# WHAT THE TASK REQUIRES:
From the records below, pull each line that has "храма".
╔══
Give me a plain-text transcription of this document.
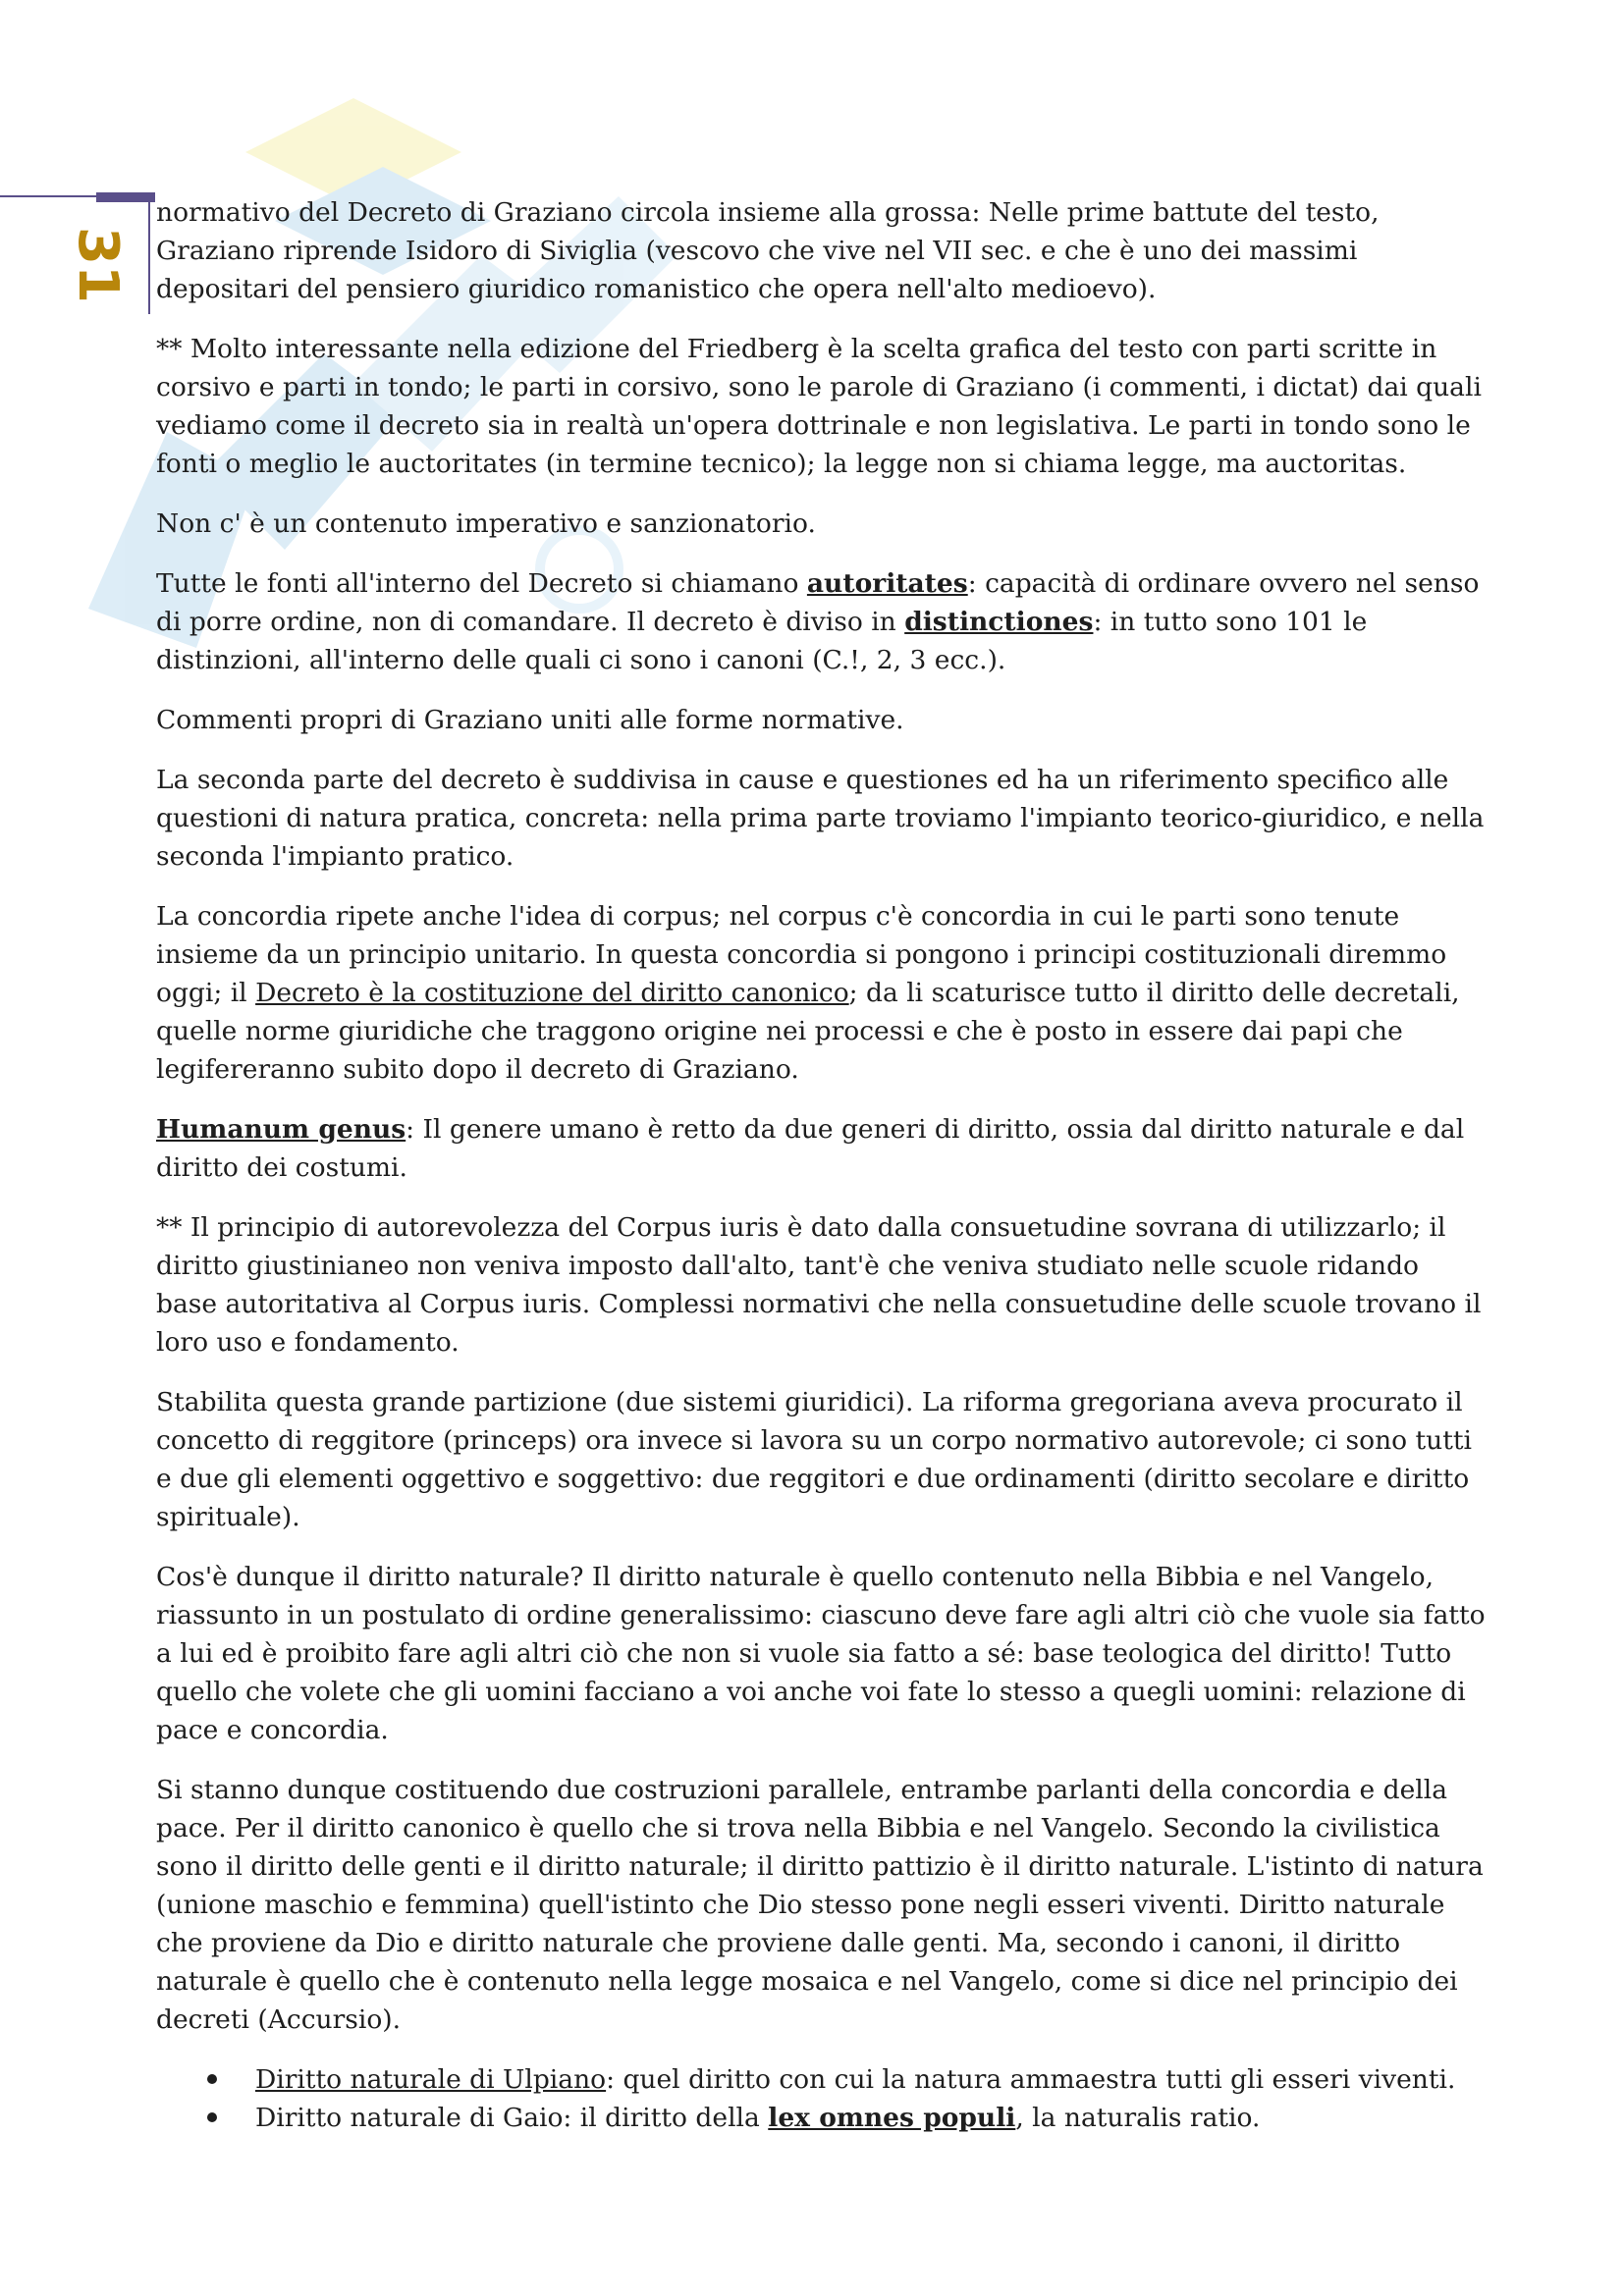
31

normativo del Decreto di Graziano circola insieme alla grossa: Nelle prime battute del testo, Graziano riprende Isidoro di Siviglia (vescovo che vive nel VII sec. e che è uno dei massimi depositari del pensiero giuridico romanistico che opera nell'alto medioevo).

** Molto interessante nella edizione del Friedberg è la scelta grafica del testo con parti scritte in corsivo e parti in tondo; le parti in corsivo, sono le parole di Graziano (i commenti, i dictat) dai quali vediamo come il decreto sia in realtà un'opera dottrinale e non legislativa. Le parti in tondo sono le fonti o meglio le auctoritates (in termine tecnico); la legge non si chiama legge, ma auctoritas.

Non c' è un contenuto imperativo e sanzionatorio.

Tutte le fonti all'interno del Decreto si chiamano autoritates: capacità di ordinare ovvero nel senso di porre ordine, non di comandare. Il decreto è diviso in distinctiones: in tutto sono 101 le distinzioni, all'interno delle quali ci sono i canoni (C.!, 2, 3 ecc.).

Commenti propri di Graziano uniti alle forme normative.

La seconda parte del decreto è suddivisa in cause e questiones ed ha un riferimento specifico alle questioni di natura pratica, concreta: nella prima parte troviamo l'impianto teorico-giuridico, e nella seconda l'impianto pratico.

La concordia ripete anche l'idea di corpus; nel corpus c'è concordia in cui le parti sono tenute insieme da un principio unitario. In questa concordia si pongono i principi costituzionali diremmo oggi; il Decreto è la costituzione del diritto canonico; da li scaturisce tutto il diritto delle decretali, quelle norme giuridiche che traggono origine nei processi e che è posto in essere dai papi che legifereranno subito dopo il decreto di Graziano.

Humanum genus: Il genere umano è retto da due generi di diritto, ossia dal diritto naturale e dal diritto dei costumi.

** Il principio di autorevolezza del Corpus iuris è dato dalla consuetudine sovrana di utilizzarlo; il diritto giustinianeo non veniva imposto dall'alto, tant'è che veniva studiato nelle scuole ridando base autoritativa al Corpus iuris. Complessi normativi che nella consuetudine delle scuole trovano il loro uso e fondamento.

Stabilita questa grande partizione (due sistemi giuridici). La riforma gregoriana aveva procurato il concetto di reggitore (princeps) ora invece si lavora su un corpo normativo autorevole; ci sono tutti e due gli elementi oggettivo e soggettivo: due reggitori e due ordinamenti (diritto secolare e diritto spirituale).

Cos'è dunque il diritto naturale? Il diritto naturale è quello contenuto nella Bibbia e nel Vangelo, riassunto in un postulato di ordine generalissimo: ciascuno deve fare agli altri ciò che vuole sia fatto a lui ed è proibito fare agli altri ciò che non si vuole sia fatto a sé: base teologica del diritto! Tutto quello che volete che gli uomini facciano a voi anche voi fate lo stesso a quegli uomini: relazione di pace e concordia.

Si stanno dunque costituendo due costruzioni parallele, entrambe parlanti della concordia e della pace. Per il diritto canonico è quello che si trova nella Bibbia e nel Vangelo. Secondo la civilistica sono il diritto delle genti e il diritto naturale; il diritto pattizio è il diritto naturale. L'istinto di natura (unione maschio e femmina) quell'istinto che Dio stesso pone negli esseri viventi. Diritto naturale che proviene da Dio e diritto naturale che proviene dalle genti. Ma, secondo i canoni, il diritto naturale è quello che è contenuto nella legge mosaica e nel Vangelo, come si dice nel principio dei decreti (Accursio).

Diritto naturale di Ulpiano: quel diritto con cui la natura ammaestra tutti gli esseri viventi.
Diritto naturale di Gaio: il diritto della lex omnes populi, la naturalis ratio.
╚══
╔══
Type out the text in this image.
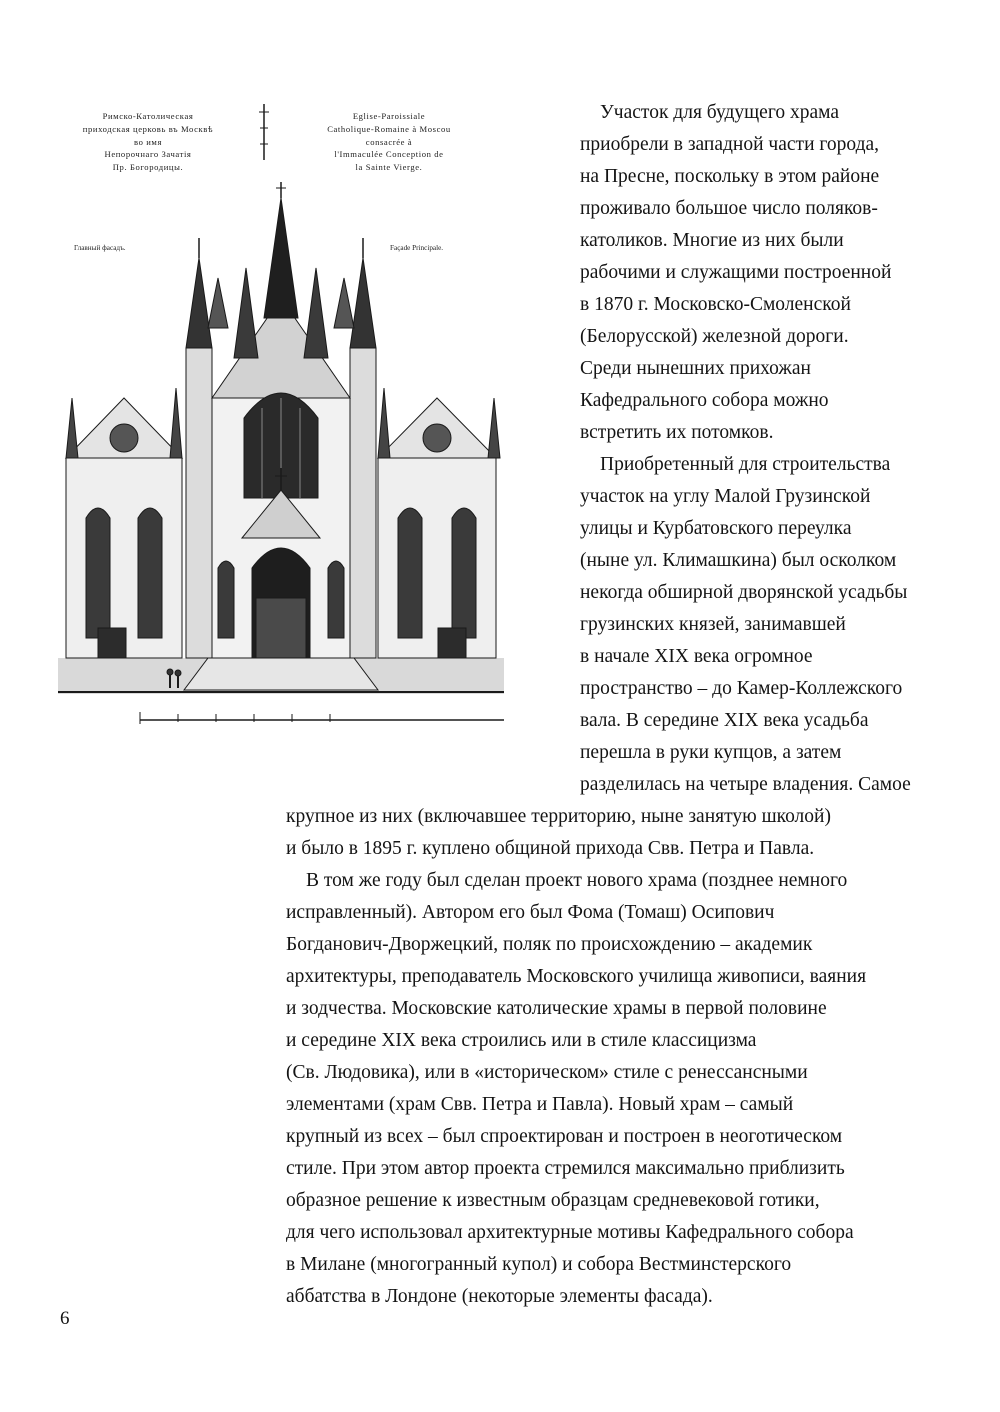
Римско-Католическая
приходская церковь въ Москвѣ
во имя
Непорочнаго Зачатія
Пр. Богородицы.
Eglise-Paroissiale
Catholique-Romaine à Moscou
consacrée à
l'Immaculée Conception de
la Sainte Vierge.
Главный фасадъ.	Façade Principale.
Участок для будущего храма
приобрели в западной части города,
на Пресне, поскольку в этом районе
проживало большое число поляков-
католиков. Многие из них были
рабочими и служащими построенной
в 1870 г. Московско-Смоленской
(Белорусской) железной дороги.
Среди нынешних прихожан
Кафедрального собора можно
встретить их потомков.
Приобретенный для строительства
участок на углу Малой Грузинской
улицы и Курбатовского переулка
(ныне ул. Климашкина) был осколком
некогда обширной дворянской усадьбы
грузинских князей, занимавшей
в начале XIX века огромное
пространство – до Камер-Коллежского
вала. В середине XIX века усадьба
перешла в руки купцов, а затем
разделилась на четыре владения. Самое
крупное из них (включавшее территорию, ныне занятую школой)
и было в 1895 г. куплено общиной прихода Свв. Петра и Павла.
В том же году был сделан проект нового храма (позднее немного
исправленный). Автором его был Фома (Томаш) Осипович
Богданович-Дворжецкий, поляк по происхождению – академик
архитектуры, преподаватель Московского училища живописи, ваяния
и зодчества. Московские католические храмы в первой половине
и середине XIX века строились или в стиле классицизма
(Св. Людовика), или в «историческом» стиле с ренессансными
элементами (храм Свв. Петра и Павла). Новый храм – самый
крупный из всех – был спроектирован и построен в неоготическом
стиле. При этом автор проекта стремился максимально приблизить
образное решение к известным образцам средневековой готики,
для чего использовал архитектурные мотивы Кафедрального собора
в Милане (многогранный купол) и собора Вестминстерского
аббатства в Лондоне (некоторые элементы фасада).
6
╚══
# CORRECT RESULT:
Участок для будущего храма
В том же году был сделан проект нового храма (позднее немного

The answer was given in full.